-- Begin SOURCE PASSAGE --

I take some offense at your insinuations about my motives. Gimmetrow 14:57, 20 June 2006 (UTC)
Obviously, Fontgombault is part of the Church. Let me put it this way - would you think it appropriate if I put in a picture of an Eastern full-immersion baptism and confirmation of an infant, and just referred to it as "confirmation"? Gimmetrow 15:41, 20 June 2006 (UTC)
OK, then that identifies our difference. I would not find it appropriate to display a picture of Eastern infant confirmation and just refer to it as "confirmation" because I think that would misrepresent the majority Roman Catholic practice in the main RC article. It *would* be appropriate in the specialized confirmation article, where it could be given appropriate context as a custom in particular communities. I'm not sure what you mean by saying "Fontgombault is in the Latin rite Catholic Church" - we're talking about the Roman Catholic Church article. Gimmetrow 20:11, 20 June 2006 (UTC)
If you put antiques on display, it is only right that they be accompanied by an explanation, as you yourself have now begun to provide. The first explanation with which I accompanied your picture was incomplete: I must improve it. Oh, by the way, "show", not "elevate" is the word in the Tridentine Roman Missal: "Quibus verbis prolatis, statim Hostiam consecratam genuflexus adorat: surgit, ostendit populo, reponit super Corporale ..." Lima 04:31, 21 June 2006 (UTC)
Please prove those acolythes kneeling int he Bohermeen pictures are priests. They are old acolythes. In 1950s Ireland, I was in my late teens and early twenties and neither then nor before did I ever see anything but young boys of elementary-school age (like the two in the picture) acting as altar servers in parish churches. On the occasion of the bishop's annual or, in some cases, biennial visit to the parish, children who would have left primary school before his next visit were confirmed; that's why the two altar boys are slightly younger than the confirmands. I don't need to prove the men kneeling at the altar rails were priests. If Smith2006 ceases to claim they were part of a normal Sunday congregation, I will cease to state what they were. The bishop is kneeling. Normally Confirmation is conferred at a Mass celebrated by the Bishop. Yes, though still not obligatory, that is normal now, one of the improvements made in the wake of the Second Vatican Council. It was not always so. So why are you constantly reverting my editions? Constantly removing my comments? I can't think why, unless perhaps (if the statement is true) Smith2006's editions and comments are constantly erroneous. Is Roman Catholicism your monopoly? Certainly not, not is it Smith2006's. Kind regards, Smith2006 14:12, 26 June 2006 (UTC) Warm good wishes to Smith2006. Lima 15:17, 26 June 2006 (UTC)
I must apologize, not for the first time, to Gimmetrow for not having taken his observations seriously enough. I really am sorry, and have no sufficient excuse. The candles he refers to, and to see which I inexcusably failed to take the trouble to look again at the picture, are certainly the candles that used to be put out for Benediction or for the Quarant'Ore (Forty Hours) devotion.
On the other hand, the girls are not wearing a mantilla. Irish women wore hats to Mass, not mantillas, which they looked on as a Spanish custom and would sometimes bring back from a visit to Spain as a curiosity. (The mantillas that I saw brought back were always black, not white, and, if I remember right, shorter than those on the girls in the picture.) So who are the girls? Members of some sodality, like the Children of Mary? I confess I have nothing concrete to propose. Were they perhaps dressed like that for a Eucharistic Procession to follow the Mass? I no longer hold to my previous hypothesis that it is a Confirmation Mass.

-- End SOURCE PASSAGE --
-- Begin TASK MATERIAL --

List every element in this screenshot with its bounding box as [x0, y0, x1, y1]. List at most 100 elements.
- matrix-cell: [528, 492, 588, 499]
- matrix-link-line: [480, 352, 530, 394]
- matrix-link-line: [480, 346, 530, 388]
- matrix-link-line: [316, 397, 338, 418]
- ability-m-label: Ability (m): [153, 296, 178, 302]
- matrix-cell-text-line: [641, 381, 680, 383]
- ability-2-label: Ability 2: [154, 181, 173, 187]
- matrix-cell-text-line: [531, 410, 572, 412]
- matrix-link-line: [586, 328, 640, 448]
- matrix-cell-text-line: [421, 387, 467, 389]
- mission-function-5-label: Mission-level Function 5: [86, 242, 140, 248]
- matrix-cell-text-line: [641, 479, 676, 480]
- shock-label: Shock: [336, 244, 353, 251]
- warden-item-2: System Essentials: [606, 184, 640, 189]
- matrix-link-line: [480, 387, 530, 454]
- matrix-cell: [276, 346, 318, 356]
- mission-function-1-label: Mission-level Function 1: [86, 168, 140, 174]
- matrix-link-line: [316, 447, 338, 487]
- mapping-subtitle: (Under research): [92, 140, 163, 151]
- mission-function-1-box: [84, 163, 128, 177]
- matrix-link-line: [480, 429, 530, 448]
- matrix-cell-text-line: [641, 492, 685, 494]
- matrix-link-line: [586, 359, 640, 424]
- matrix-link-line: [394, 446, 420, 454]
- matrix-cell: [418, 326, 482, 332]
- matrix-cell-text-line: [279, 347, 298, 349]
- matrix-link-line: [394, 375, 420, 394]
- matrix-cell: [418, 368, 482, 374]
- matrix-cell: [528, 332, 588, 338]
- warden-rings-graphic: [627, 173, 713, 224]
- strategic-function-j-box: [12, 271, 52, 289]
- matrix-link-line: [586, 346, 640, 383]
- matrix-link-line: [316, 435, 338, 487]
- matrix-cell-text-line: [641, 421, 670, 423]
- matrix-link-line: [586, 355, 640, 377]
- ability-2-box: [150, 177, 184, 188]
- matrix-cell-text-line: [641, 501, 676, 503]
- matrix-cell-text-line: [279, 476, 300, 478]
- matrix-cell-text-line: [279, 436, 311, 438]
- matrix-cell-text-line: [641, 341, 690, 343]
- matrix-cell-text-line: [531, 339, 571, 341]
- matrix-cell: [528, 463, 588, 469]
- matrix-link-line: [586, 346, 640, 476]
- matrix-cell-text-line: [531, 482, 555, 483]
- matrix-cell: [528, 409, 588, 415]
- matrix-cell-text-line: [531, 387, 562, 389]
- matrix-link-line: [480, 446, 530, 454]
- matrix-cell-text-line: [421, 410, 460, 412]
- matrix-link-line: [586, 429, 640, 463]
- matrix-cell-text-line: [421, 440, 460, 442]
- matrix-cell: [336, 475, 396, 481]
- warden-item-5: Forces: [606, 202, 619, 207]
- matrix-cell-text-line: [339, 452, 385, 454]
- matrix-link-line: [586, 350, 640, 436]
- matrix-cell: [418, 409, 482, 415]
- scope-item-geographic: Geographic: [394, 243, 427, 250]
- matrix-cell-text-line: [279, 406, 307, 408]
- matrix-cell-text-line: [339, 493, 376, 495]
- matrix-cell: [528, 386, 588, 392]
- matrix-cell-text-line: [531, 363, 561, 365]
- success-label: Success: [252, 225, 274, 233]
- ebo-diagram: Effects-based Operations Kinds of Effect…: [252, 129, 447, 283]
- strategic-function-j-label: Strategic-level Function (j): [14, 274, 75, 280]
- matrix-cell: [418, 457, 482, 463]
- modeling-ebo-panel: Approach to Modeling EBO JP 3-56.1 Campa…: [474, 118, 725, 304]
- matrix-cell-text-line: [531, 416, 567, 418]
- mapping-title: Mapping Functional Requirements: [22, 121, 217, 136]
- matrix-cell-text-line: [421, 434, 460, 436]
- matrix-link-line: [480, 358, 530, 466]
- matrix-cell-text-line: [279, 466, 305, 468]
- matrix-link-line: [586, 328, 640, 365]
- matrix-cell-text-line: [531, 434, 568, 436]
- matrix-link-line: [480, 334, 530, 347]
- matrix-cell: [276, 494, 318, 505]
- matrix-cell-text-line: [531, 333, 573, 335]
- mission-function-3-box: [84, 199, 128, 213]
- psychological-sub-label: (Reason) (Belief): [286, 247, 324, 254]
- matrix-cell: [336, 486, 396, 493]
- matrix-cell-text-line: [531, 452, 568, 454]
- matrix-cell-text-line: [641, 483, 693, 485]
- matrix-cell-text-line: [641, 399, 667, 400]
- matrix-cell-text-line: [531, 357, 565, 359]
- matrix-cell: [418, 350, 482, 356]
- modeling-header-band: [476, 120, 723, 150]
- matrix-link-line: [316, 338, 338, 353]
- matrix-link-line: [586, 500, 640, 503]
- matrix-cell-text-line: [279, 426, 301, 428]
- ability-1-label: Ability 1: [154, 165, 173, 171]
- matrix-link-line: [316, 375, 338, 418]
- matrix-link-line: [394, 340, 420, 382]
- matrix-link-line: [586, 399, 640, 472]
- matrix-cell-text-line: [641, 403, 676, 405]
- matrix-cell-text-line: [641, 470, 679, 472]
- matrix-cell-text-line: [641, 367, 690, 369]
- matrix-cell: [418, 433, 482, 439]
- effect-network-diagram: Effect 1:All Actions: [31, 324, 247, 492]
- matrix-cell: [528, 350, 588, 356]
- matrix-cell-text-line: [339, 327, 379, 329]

-- End TASK MATERIAL --

§ WRITTEN EXERCISE 1: In the listing, change "matrix-link-line" to "matrix-connector-line" throughout the part that opens with the first line of the listing and closes with the line containing "- matrix-cell: [276, 346, 318, 356]", and give back only those lines with nothing else altered.
§ WRITTEN EXERCISE 2: Take the talk-page discussion about the church photographs further, continuing it from the point where it stops.

§ FINAL RESULT 1:
List every element in this screenshot with its bounding box as [x0, y0, x1, y1]. List at most 100 elements.
- matrix-cell: [528, 492, 588, 499]
- matrix-connector-line: [480, 352, 530, 394]
- matrix-connector-line: [480, 346, 530, 388]
- matrix-connector-line: [316, 397, 338, 418]
- ability-m-label: Ability (m): [153, 296, 178, 302]
- matrix-cell-text-line: [641, 381, 680, 383]
- ability-2-label: Ability 2: [154, 181, 173, 187]
- matrix-cell-text-line: [531, 410, 572, 412]
- matrix-connector-line: [586, 328, 640, 448]
- matrix-cell-text-line: [421, 387, 467, 389]
- mission-function-5-label: Mission-level Function 5: [86, 242, 140, 248]
- matrix-cell-text-line: [641, 479, 676, 480]
- shock-label: Shock: [336, 244, 353, 251]
- warden-item-2: System Essentials: [606, 184, 640, 189]
- matrix-connector-line: [480, 387, 530, 454]
- matrix-cell: [276, 346, 318, 356]

§ FINAL RESULT 2:
The two candlesticks for seven candles each are indeed yet another indication that this Mass was no ordinary 1950s Mass, and indeed that, even with such a plentiful supply of priests, Catholics in Ireland hardly ever experienced a High Mass. Lima 18:45, 26 June 2006 (UTC)
Jewish chant and early Christian music
Hi, Smith2006! I've been working on bringing the Gregorian chant article, and have some thoughts about the recent edits you made to that page. When you get a chance, would you take a look at the talk page? I think you may be working with outdated information. Thanks! Peirigill 19:30, 20 June 2006 (UTC)
Your edits on German history
You do not own the Historical Eastern Germany article. Therefore please refrain from statements such as "Don´t touch my version." (see this edit) The rest of the edit description is a personal attack against me. See the WP:NPA (No personal attacks) Misplaced Pages policy. For your information I'm not a Polish (or any other) nationalist. I'm just a proud Pomeranian who believes the heritage of both Polish and German people should be remebered in all the lands that changed hands between the two nations in their intertwined history. Your edit record shows a strong bias for making NPOV (seeWP:NPOV) and inflamatory statements on many issues related to German history. You also tend to add unsourced material whenever you think it can further your opinions (see Misplaced Pages:Citing sources). Please remember Misplaced Pages is for readers of any political views from all nations. Therefore we should try to present objective and unbiased facts and where a controversy exists, try to present the views of both sides in a non-inflamatory way. This is most of all an enyclopedia: a source of of objective facts. However in addition to that, I strongly believe it should be a place that heals old wounds, not re-opens them. Tschüss, from a ProudPomeranian 06:16, 22 June 2006 (UTC)
Your recent edits (Szczecin etc.)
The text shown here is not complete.